WHAT YOU WILL DO
In the entries below, count every line with the string "house". State the count and nothing else.

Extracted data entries
************

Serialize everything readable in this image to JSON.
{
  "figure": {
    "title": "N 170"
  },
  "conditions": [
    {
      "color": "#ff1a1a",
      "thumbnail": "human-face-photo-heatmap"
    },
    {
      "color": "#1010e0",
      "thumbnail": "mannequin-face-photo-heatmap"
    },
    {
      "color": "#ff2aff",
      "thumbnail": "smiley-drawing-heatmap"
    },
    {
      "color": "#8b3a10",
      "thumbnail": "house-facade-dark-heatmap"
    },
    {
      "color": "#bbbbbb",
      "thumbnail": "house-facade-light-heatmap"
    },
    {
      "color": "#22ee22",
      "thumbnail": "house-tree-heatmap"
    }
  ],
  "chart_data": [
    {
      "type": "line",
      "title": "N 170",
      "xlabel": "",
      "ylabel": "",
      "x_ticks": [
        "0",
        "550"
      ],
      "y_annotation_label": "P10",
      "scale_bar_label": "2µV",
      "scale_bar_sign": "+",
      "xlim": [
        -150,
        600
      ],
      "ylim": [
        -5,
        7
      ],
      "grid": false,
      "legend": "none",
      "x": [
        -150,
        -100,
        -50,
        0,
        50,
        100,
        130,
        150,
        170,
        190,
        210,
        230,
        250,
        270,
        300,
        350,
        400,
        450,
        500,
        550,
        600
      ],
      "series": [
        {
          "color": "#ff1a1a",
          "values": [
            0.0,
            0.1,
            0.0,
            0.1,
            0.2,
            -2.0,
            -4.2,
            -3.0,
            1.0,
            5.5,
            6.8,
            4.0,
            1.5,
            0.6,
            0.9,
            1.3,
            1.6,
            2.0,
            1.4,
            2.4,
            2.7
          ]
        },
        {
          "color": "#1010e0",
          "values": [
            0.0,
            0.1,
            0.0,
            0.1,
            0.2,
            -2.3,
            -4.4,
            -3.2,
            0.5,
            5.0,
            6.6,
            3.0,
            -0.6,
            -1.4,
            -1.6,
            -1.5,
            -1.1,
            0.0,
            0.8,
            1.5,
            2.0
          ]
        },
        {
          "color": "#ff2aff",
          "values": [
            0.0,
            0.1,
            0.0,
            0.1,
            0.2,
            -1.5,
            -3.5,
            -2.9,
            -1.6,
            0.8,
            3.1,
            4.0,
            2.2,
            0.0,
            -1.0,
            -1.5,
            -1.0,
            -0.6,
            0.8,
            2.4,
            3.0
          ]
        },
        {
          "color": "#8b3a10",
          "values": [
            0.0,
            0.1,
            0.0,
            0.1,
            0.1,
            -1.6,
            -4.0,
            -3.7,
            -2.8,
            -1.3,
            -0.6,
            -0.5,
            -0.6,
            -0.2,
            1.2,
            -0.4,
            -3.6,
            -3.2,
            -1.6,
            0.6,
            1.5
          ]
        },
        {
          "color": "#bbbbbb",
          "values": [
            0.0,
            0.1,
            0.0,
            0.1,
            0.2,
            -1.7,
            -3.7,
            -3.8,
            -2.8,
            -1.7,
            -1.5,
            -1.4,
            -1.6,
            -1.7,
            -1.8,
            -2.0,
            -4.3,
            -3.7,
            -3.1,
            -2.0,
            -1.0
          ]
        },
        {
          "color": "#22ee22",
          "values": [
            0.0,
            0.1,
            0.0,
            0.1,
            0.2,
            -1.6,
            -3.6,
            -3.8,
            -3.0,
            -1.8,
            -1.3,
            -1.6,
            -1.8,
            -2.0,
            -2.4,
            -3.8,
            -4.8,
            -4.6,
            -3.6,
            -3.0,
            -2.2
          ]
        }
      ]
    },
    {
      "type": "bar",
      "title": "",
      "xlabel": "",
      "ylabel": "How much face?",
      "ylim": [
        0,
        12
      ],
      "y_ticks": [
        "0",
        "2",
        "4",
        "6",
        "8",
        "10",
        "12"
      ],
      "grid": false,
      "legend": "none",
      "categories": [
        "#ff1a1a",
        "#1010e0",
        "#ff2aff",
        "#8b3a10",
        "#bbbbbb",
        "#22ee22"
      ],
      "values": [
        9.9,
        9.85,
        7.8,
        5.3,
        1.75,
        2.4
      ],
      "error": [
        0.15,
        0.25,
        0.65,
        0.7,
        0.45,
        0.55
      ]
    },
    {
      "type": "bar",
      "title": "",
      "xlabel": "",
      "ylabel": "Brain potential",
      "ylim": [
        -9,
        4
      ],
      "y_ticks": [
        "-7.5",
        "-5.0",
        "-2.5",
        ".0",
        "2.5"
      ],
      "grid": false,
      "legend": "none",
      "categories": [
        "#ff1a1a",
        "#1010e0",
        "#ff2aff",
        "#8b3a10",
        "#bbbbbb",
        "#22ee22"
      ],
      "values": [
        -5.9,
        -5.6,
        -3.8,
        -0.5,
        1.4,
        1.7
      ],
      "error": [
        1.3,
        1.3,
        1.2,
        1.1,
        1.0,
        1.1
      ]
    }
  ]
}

************

ANSWER TO THIS EXERCISE
3